Find every line in the records below that holds the word "chat" and copy it.

------------

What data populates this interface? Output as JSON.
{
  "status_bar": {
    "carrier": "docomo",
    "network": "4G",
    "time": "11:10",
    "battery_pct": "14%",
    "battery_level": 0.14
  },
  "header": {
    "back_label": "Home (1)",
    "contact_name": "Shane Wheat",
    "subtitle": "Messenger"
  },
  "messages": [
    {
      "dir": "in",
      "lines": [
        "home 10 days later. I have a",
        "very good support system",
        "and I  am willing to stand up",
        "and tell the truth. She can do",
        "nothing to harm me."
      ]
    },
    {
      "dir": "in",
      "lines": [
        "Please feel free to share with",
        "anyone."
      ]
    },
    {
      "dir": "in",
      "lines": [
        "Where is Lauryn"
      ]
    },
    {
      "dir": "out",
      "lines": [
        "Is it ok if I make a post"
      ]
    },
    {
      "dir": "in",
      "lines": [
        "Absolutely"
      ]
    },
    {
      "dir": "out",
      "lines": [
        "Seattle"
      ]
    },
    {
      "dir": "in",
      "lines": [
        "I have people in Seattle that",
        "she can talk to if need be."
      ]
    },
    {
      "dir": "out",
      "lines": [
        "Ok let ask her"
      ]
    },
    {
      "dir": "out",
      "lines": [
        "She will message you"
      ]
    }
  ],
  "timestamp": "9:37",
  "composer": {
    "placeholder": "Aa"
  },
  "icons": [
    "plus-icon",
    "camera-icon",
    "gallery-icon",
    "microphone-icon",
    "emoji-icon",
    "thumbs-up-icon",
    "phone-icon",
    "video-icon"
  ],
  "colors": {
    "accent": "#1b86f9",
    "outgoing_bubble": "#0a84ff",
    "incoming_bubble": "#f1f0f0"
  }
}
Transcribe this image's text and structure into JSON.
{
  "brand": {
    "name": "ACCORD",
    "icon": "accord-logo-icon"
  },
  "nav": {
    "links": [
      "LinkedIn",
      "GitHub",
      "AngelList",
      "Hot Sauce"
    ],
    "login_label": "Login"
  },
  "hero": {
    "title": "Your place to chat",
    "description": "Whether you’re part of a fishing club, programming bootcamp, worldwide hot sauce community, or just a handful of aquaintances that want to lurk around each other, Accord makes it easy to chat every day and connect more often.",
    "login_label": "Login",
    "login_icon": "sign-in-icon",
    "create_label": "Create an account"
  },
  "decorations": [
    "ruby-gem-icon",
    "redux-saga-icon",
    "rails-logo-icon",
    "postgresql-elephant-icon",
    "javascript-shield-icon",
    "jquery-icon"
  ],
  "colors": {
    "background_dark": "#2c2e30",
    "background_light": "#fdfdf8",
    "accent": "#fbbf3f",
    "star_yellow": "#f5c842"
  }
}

------------

◆ **Expected answer**
    "title": "Your place to chat",
    "description": "Whether you’re part of a fishing club, programming bootcamp, worldwide hot sauce community, or just a handful of aquaintances that want to lurk around each other, Accord makes it easy to chat every day and connect more often.",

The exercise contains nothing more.